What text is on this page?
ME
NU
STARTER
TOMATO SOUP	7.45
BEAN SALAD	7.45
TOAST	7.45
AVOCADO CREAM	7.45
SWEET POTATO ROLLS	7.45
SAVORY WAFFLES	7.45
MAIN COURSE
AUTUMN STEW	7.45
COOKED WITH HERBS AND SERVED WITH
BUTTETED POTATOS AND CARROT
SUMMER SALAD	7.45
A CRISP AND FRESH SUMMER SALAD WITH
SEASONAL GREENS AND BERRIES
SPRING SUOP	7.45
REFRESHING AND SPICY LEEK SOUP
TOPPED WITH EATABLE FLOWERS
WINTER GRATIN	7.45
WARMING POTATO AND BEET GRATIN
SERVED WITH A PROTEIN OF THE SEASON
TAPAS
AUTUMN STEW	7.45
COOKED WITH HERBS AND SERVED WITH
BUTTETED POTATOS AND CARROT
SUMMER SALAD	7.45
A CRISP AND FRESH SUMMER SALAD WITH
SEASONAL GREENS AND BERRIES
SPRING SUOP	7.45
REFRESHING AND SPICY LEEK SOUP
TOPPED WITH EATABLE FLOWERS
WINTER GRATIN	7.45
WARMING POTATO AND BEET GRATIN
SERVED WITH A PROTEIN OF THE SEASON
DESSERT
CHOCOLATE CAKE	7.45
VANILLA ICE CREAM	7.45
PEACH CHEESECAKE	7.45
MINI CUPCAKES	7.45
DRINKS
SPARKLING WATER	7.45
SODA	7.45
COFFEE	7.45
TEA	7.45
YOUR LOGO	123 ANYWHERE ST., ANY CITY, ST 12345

§ §

Work to complete: Repeat the entries exactly, leaving nothing out.

Task solution:
What text is on this page?
ME
NU
STARTER
TOMATO SOUP	7.45
BEAN SALAD	7.45
TOAST	7.45
AVOCADO CREAM	7.45
SWEET POTATO ROLLS	7.45
SAVORY WAFFLES	7.45
MAIN COURSE
AUTUMN STEW	7.45
COOKED WITH HERBS AND SERVED WITH
BUTTETED POTATOS AND CARROT
SUMMER SALAD	7.45
A CRISP AND FRESH SUMMER SALAD WITH
SEASONAL GREENS AND BERRIES
SPRING SUOP	7.45
REFRESHING AND SPICY LEEK SOUP
TOPPED WITH EATABLE FLOWERS
WINTER GRATIN	7.45
WARMING POTATO AND BEET GRATIN
SERVED WITH A PROTEIN OF THE SEASON
TAPAS
AUTUMN STEW	7.45
COOKED WITH HERBS AND SERVED WITH
BUTTETED POTATOS AND CARROT
SUMMER SALAD	7.45
A CRISP AND FRESH SUMMER SALAD WITH
SEASONAL GREENS AND BERRIES
SPRING SUOP	7.45
REFRESHING AND SPICY LEEK SOUP
TOPPED WITH EATABLE FLOWERS
WINTER GRATIN	7.45
WARMING POTATO AND BEET GRATIN
SERVED WITH A PROTEIN OF THE SEASON
DESSERT
CHOCOLATE CAKE	7.45
VANILLA ICE CREAM	7.45
PEACH CHEESECAKE	7.45
MINI CUPCAKES	7.45
DRINKS
SPARKLING WATER	7.45
SODA	7.45
COFFEE	7.45
TEA	7.45
YOUR LOGO	123 ANYWHERE ST., ANY CITY, ST 12345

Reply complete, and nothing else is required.